Set task =>
Work through the data line by line, gathering every line that has the word "nicht".
=-=-=
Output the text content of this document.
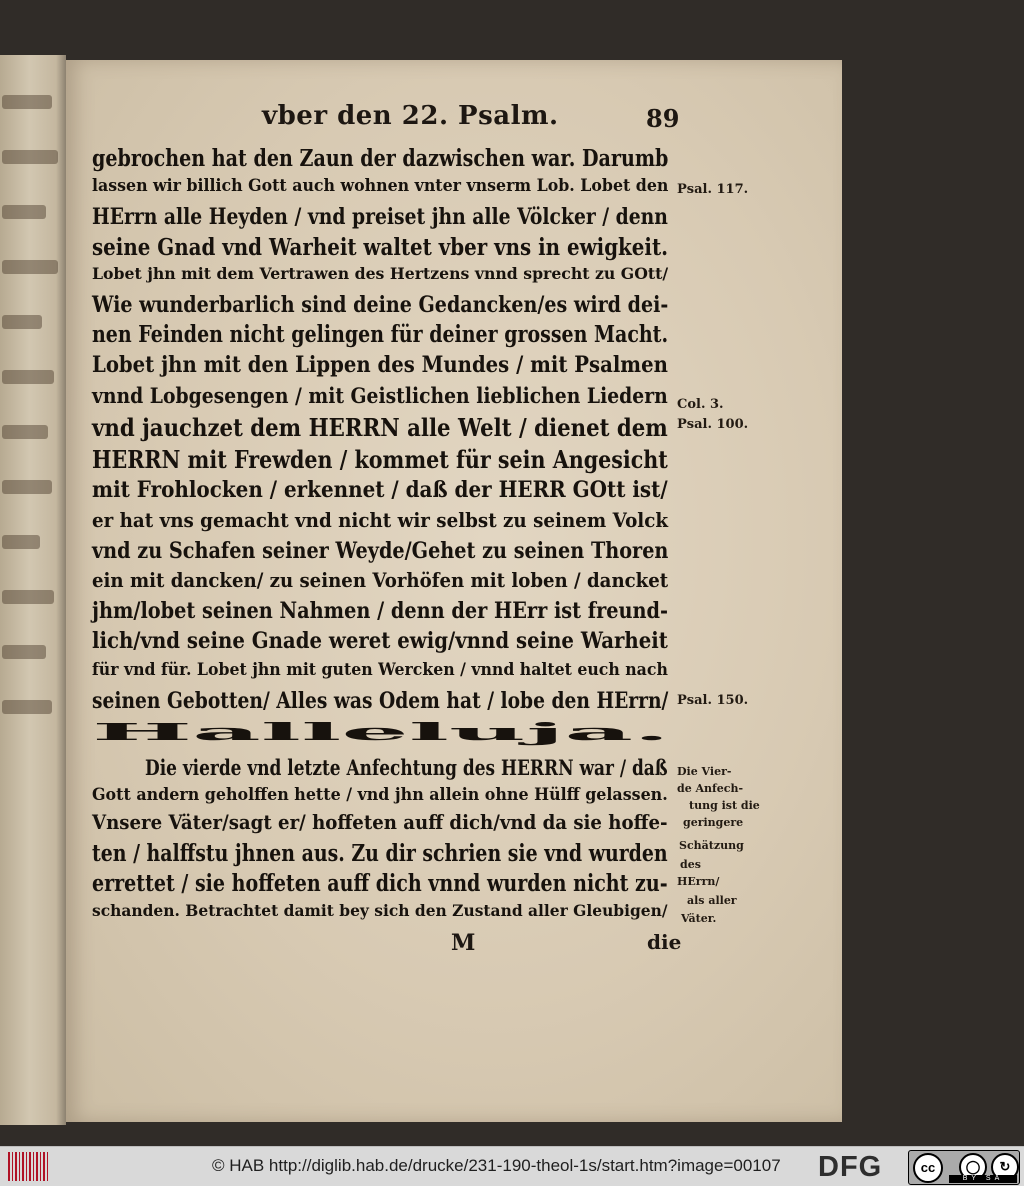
vber den 22. Psalm.	89
gebrochen hat den Zaun der dazwischen war. Darumb
lassen wir billich Gott auch wohnen vnter vnserm Lob. Lobet den
HErrn alle Heyden / vnd preiset jhn alle Völcker / denn
seine Gnad vnd Warheit waltet vber vns in ewigkeit.
Lobet jhn mit dem Vertrawen des Hertzens vnnd sprecht zu GOtt/
Wie wunderbarlich sind deine Gedancken/es wird dei-
nen Feinden nicht gelingen für deiner grossen Macht.
Lobet jhn mit den Lippen des Mundes / mit Psalmen
vnnd Lobgesengen / mit Geistlichen lieblichen Liedern
vnd jauchzet dem HERRN alle Welt / dienet dem
HERRN mit Frewden / kommet für sein Angesicht
mit Frohlocken / erkennet / daß der HERR GOtt ist/
er hat vns gemacht vnd nicht wir selbst zu seinem Volck
vnd zu Schafen seiner Weyde/Gehet zu seinen Thoren
ein mit dancken/ zu seinen Vorhöfen mit loben / dancket
jhm/lobet seinen Nahmen / denn der HErr ist freund-
lich/vnd seine Gnade weret ewig/vnnd seine Warheit
für vnd für. Lobet jhn mit guten Wercken / vnnd haltet euch nach
seinen Gebotten/ Alles was Odem hat / lobe den HErrn/
Halleluja.
Die vierde vnd letzte Anfechtung des HERRN war / daß
Gott andern geholffen hette / vnd jhn allein ohne Hülff gelassen.
Vnsere Väter/sagt er/ hoffeten auff dich/vnd da sie hoffe-
ten / halffstu jhnen aus. Zu dir schrien sie vnd wurden
errettet / sie hoffeten auff dich vnnd wurden nicht zu-
schanden. Betrachtet damit bey sich den Zustand aller Gleubigen/
M	die
Psal. 117.
Col. 3.
Psal. 100.
Psal. 150.
Die Vier-
de Anfech-
tung ist die
geringere
Schätzung
des
HErrn/
als aller
Väter.
© HAB http://diglib.hab.de/drucke/231-190-theol-1s/start.htm?image=00107 DFG	cc	◯	↻
BY SA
=-=-=
The reply =>
nen Feinden nicht gelingen für deiner grossen Macht.
er hat vns gemacht vnd nicht wir selbst zu seinem Volck
errettet / sie hoffeten auff dich vnnd wurden nicht zu-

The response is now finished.